_TASK DESCRIPTION_
Read the material below. Count the lines containing "Time" and give that count alone.

[Dataset records]

☆ ☆ ☆

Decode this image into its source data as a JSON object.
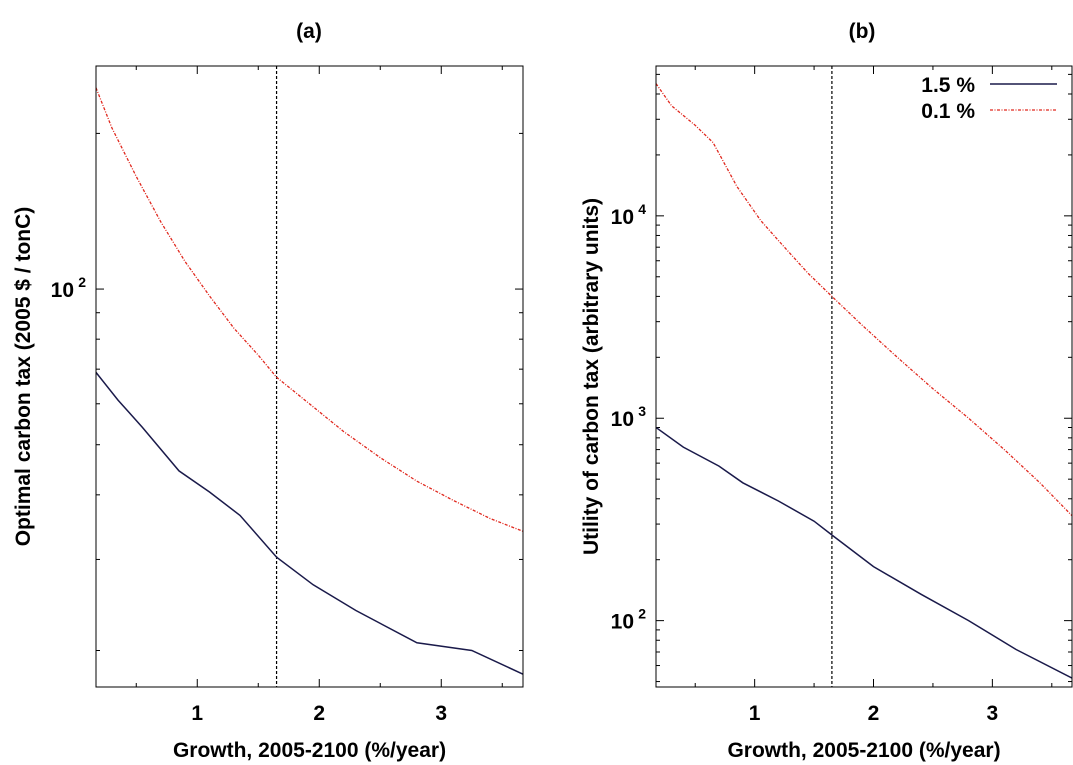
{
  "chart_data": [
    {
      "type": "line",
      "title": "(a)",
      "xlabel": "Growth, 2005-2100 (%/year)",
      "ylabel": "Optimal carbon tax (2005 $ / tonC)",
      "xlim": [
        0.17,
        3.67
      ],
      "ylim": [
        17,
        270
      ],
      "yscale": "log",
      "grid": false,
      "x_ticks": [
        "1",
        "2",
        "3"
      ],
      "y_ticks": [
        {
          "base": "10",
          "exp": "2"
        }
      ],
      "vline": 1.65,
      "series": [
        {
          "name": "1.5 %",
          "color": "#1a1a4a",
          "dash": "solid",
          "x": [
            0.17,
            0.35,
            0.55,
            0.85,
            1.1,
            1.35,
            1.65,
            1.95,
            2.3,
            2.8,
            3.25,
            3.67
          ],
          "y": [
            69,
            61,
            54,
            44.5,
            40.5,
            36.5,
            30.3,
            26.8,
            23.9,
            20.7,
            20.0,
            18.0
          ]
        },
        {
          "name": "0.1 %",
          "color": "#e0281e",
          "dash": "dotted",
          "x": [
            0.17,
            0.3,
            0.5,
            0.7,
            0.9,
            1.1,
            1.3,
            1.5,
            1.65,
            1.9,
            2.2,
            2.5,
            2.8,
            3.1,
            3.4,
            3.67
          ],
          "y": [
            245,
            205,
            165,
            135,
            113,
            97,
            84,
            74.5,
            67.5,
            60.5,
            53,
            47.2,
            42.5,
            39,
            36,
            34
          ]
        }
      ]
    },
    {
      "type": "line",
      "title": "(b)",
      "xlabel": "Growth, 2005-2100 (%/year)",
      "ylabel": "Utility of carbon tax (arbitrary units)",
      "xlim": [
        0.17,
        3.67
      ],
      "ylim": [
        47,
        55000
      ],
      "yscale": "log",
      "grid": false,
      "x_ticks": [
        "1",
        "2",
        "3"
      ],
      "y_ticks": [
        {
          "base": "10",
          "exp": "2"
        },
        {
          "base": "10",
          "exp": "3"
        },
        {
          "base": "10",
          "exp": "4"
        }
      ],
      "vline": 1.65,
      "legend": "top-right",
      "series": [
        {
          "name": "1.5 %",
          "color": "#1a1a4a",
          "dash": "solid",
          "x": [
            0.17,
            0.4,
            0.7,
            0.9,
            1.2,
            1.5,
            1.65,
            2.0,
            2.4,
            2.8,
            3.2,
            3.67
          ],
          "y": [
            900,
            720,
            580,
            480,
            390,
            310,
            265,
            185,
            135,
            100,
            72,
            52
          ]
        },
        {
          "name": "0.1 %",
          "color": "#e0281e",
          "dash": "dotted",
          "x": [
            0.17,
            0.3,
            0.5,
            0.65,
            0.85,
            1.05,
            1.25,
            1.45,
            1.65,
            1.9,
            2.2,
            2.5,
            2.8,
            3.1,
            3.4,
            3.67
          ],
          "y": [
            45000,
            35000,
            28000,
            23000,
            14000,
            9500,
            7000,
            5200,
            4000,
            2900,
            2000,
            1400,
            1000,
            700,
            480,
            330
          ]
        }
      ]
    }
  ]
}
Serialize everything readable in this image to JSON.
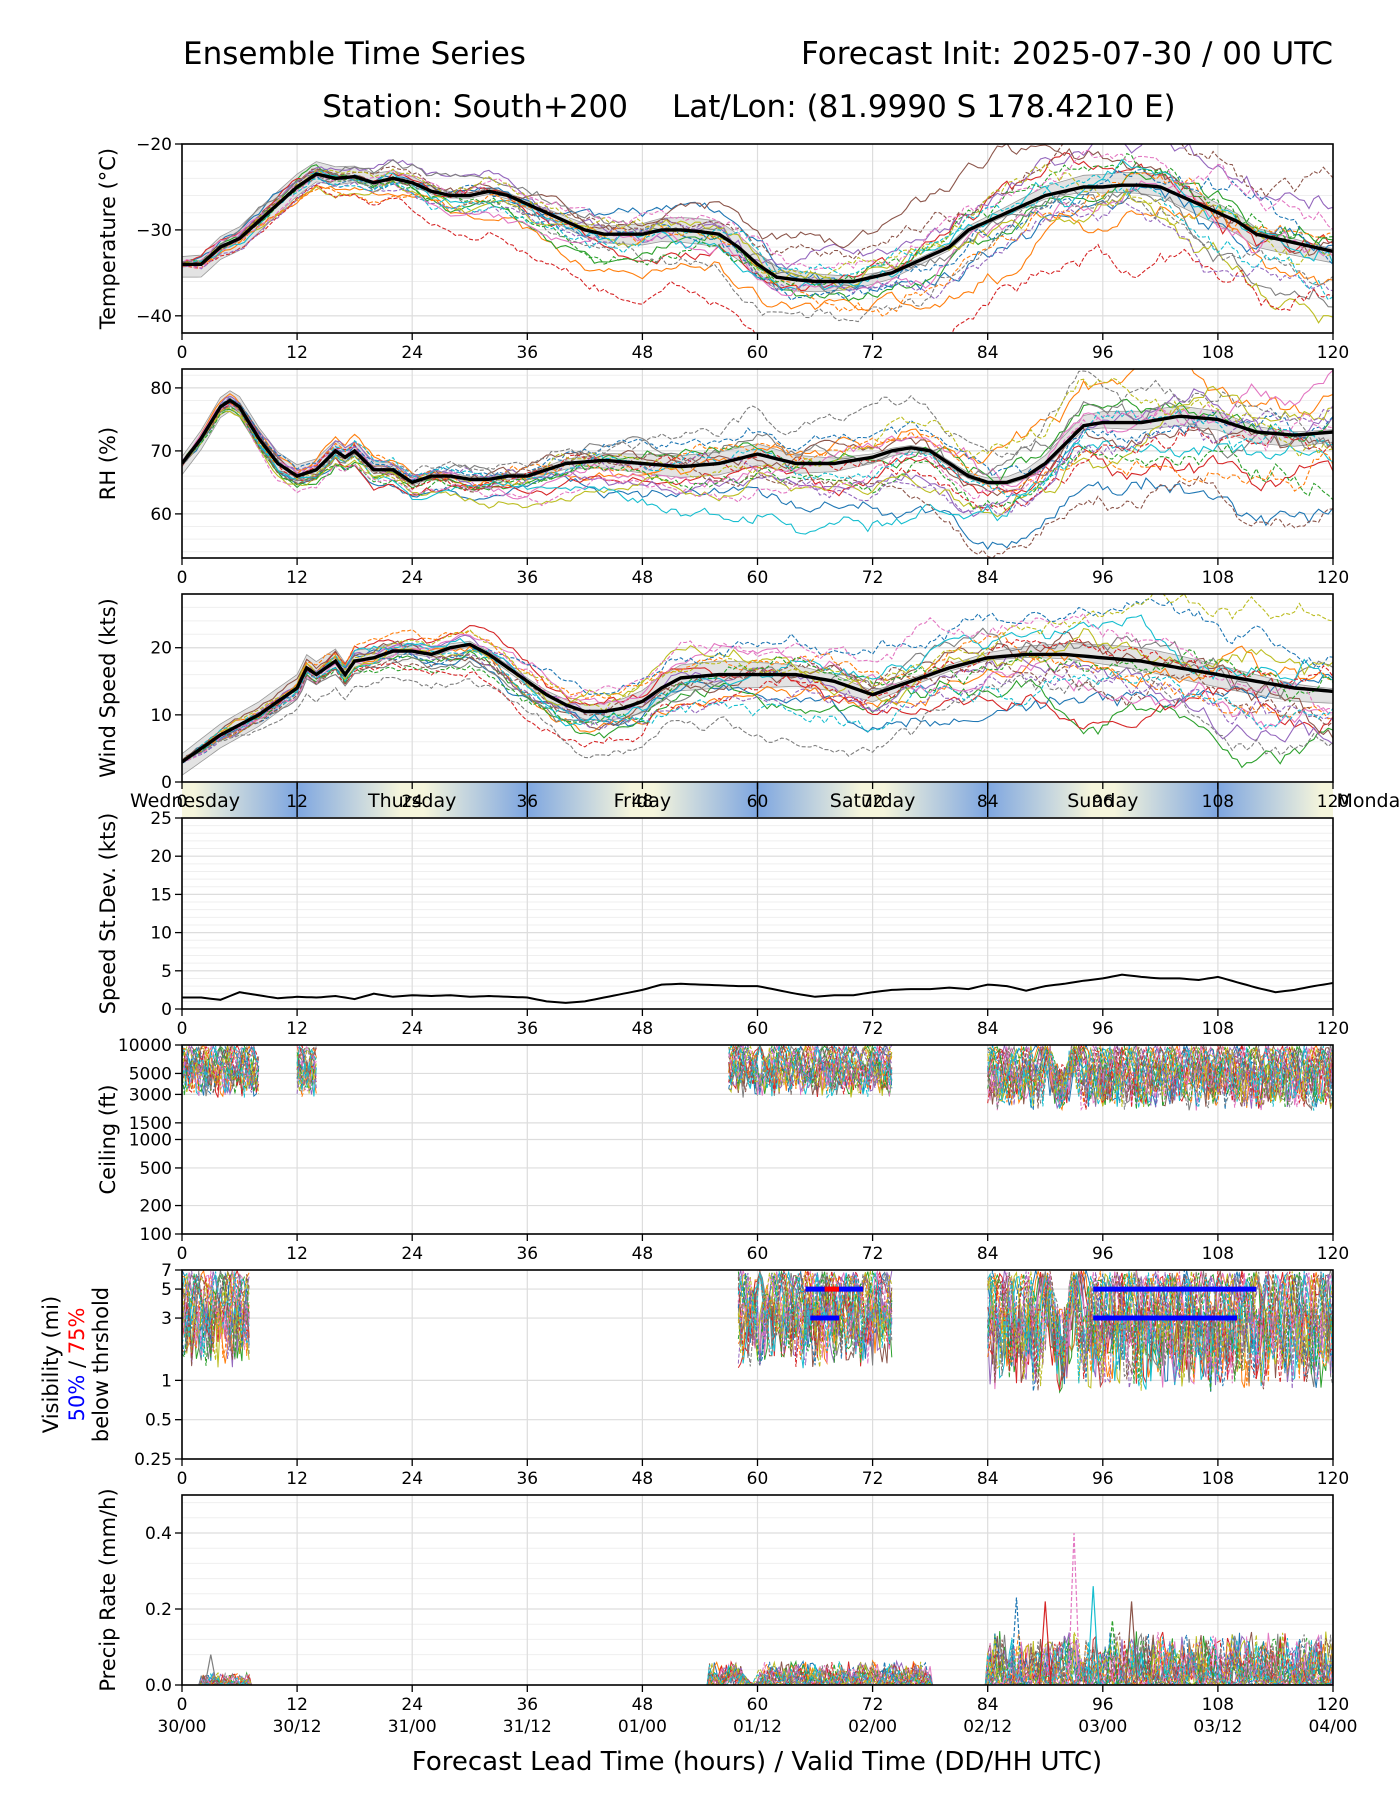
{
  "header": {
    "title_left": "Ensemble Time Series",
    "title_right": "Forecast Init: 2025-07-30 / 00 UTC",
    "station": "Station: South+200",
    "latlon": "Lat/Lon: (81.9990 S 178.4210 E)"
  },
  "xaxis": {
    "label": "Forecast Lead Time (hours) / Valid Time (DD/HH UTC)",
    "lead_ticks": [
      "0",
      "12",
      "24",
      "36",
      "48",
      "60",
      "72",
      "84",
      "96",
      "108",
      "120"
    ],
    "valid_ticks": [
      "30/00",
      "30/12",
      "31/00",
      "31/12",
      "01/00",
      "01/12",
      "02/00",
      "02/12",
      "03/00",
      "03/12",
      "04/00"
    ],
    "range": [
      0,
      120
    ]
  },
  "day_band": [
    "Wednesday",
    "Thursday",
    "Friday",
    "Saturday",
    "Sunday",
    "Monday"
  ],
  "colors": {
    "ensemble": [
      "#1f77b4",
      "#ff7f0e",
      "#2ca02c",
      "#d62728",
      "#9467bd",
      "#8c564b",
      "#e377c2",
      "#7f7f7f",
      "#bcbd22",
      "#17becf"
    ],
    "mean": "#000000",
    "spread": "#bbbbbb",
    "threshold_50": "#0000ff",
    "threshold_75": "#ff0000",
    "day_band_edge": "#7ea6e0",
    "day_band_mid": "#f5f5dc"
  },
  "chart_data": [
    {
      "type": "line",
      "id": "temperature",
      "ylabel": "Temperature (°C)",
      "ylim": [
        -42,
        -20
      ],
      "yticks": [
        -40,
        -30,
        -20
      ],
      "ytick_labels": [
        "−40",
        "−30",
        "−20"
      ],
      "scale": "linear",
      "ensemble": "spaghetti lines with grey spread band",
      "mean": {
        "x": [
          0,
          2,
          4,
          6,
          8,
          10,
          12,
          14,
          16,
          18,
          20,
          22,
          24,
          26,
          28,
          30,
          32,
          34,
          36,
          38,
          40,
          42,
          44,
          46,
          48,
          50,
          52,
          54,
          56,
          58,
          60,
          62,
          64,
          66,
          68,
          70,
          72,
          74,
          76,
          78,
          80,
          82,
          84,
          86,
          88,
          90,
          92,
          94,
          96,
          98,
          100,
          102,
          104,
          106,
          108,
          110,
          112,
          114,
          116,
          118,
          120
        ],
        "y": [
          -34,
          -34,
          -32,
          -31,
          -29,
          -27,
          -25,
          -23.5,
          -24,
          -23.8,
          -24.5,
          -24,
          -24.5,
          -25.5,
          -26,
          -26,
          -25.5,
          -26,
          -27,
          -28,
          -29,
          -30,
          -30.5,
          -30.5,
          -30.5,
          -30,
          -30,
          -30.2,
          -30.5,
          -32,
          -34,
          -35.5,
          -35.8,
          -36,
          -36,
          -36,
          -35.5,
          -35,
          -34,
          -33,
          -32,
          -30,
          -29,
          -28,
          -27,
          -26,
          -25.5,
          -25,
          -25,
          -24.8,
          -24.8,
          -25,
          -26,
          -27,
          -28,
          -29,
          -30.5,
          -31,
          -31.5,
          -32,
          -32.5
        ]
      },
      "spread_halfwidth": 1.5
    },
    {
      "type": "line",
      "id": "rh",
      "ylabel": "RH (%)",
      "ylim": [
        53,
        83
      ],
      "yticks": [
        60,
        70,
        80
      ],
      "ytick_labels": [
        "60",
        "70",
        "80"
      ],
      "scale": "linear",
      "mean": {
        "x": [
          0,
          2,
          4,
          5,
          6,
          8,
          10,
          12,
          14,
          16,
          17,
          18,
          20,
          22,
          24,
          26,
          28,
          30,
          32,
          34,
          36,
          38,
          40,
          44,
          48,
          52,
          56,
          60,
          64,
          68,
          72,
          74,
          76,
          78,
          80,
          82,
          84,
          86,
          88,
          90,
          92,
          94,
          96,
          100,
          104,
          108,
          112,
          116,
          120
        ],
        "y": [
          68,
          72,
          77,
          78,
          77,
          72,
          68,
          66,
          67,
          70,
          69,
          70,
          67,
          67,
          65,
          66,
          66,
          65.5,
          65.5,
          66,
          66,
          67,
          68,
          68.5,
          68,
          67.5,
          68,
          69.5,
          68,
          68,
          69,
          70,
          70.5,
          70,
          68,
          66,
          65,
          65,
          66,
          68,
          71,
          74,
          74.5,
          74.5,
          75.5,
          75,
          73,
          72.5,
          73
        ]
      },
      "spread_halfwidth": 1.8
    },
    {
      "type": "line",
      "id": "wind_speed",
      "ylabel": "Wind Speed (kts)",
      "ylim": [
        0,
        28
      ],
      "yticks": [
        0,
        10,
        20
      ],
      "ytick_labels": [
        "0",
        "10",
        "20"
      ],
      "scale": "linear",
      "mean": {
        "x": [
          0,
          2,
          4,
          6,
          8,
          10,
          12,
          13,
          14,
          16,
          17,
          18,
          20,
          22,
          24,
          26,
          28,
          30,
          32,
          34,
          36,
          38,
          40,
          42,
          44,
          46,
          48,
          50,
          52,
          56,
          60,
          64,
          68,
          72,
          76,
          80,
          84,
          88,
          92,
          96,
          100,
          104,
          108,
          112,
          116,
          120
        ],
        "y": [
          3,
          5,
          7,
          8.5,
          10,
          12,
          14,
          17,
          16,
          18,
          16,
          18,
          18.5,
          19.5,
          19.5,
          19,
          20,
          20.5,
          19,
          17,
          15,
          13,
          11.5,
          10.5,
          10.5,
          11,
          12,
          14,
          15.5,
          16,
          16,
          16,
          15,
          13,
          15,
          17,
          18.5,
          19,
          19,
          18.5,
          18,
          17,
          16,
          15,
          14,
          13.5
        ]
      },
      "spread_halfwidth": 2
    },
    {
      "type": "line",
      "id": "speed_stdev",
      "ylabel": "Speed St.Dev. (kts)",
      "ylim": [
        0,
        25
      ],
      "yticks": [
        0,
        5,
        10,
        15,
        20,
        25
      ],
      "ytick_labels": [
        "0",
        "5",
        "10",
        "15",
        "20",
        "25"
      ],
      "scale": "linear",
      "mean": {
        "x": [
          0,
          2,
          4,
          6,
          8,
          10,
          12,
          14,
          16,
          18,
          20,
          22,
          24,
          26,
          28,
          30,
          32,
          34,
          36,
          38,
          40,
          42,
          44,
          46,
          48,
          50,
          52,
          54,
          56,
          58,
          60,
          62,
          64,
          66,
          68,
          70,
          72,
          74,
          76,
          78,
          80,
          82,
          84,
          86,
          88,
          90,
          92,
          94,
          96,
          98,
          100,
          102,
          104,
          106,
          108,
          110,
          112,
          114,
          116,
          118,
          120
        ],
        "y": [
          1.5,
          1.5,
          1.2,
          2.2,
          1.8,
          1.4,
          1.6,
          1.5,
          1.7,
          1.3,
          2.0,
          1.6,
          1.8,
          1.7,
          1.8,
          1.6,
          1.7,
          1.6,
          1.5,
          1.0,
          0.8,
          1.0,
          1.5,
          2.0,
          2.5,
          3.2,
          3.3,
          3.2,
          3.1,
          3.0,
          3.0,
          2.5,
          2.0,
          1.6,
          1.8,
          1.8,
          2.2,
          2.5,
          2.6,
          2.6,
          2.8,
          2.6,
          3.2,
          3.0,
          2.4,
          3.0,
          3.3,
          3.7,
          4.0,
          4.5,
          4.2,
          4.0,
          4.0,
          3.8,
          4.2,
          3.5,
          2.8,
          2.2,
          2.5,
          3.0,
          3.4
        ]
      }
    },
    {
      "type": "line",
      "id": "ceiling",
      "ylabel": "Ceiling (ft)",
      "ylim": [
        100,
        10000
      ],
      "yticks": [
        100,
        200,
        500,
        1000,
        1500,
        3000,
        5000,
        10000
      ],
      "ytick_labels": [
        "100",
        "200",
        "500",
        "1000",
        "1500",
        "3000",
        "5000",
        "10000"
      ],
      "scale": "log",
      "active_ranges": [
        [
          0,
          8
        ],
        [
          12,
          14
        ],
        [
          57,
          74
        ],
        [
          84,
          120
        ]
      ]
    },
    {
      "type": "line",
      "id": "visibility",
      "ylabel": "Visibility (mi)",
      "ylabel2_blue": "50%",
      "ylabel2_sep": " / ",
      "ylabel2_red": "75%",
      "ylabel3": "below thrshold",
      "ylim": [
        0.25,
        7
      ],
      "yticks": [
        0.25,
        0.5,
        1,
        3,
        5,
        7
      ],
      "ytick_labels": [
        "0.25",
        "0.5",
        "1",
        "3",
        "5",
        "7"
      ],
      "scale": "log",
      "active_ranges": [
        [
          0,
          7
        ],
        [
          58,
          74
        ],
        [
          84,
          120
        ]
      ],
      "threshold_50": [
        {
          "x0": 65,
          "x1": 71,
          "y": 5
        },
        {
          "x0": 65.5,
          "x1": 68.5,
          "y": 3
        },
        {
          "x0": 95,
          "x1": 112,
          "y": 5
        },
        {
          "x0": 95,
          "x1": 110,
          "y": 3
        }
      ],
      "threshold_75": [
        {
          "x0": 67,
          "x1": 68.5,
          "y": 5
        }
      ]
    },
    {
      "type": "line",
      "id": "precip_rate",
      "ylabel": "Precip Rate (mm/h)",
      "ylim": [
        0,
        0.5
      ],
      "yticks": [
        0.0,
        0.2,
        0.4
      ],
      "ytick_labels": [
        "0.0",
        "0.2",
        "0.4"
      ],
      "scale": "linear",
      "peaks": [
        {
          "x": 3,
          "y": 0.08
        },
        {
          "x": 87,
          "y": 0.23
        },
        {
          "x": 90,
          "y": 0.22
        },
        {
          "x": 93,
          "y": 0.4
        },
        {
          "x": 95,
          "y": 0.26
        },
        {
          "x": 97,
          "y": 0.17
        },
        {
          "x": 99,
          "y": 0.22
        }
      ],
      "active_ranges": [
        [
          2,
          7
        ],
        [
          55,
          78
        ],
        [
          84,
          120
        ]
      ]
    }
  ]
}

☆ ☆ ☆

_RESULT_
2